-- BEGIN Materials provided --

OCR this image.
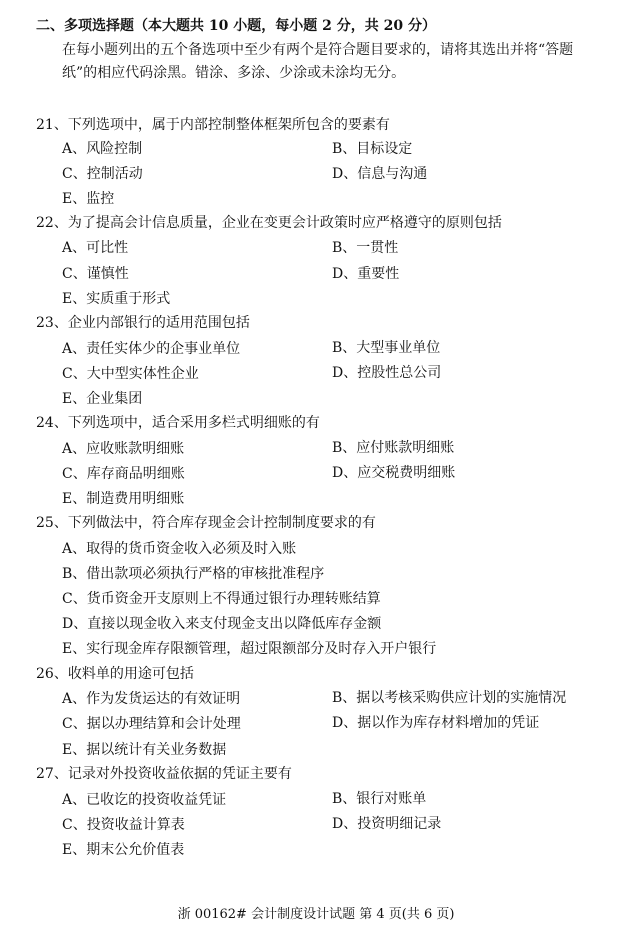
二、多项选择题（本大题共 10 小题，每小题 2 分，共 20 分）
在每小题列出的五个备选项中至少有两个是符合题目要求的，请将其选出并将“答题
纸”的相应代码涂黑。错涂、多涂、少涂或未涂均无分。
21、下列选项中，属于内部控制整体框架所包含的要素有
A、风险控制	B、目标设定
C、控制活动	D、信息与沟通
E、监控
22、为了提高会计信息质量，企业在变更会计政策时应严格遵守的原则包括
A、可比性	B、一贯性
C、谨慎性	D、重要性
E、实质重于形式
23、企业内部银行的适用范围包括
A、责任实体少的企事业单位	B、大型事业单位
C、大中型实体性企业	D、控股性总公司
E、企业集团
24、下列选项中，适合采用多栏式明细账的有
A、应收账款明细账	B、应付账款明细账
C、库存商品明细账	D、应交税费明细账
E、制造费用明细账
25、下列做法中，符合库存现金会计控制制度要求的有
A、取得的货币资金收入必须及时入账
B、借出款项必须执行严格的审核批准程序
C、货币资金开支原则上不得通过银行办理转账结算
D、直接以现金收入来支付现金支出以降低库存金额
E、实行现金库存限额管理，超过限额部分及时存入开户银行
26、收料单的用途可包括
A、作为发货运达的有效证明	B、据以考核采购供应计划的实施情况
C、据以办理结算和会计处理	D、据以作为库存材料增加的凭证
E、据以统计有关业务数据
27、记录对外投资收益依据的凭证主要有
A、已收讫的投资收益凭证	B、银行对账单
C、投资收益计算表	D、投资明细记录
E、期末公允价值表
浙 00162# 会计制度设计试题 第 4 页(共 6 页)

-- END Materials provided --

▸ Exercise description
Go through the material above and copy each line that has the word "下列选项中".

▸ Written response
21、下列选项中，属于内部控制整体框架所包含的要素有
24、下列选项中，适合采用多栏式明细账的有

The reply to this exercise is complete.